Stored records

┌──

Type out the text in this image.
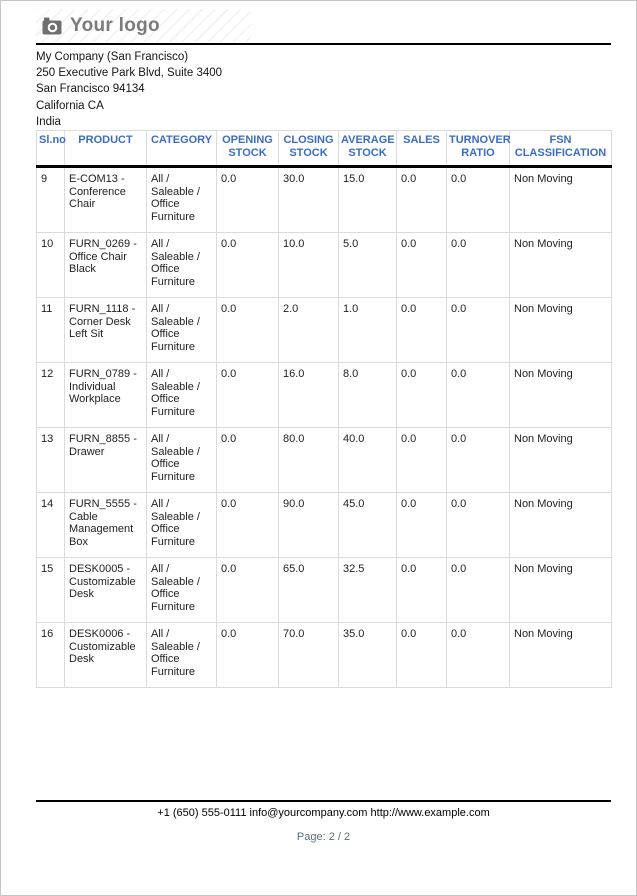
Your logo
My Company (San Francisco)
250 Executive Park Blvd, Suite 3400
San Francisco 94134
California CA
India
Sl.no	PRODUCT	CATEGORY	OPENING STOCK	CLOSING STOCK	AVERAGE STOCK	SALES	TURNOVER RATIO	FSN CLASSIFICATION
9	E-COM13 - Conference Chair	All / Saleable / Office Furniture	0.0	30.0	15.0	0.0	0.0	Non Moving
10	FURN_0269 - Office Chair Black	All / Saleable / Office Furniture	0.0	10.0	5.0	0.0	0.0	Non Moving
11	FURN_1118 - Corner Desk Left Sit	All / Saleable / Office Furniture	0.0	2.0	1.0	0.0	0.0	Non Moving
12	FURN_0789 - Individual Workplace	All / Saleable / Office Furniture	0.0	16.0	8.0	0.0	0.0	Non Moving
13	FURN_8855 - Drawer	All / Saleable / Office Furniture	0.0	80.0	40.0	0.0	0.0	Non Moving
14	FURN_5555 - Cable Management Box	All / Saleable / Office Furniture	0.0	90.0	45.0	0.0	0.0	Non Moving
15	DESK0005 - Customizable Desk	All / Saleable / Office Furniture	0.0	65.0	32.5	0.0	0.0	Non Moving
16	DESK0006 - Customizable Desk	All / Saleable / Office Furniture	0.0	70.0	35.0	0.0	0.0	Non Moving
+1 (650) 555-0111 info@yourcompany.com http://www.example.com
Page: 2 / 2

└──

WHAT THE TASK REQUIRES
Pick out each line containing the string "Francisco" and copy it.

EXERCISE RESPONSE
My Company (San Francisco)
San Francisco 94134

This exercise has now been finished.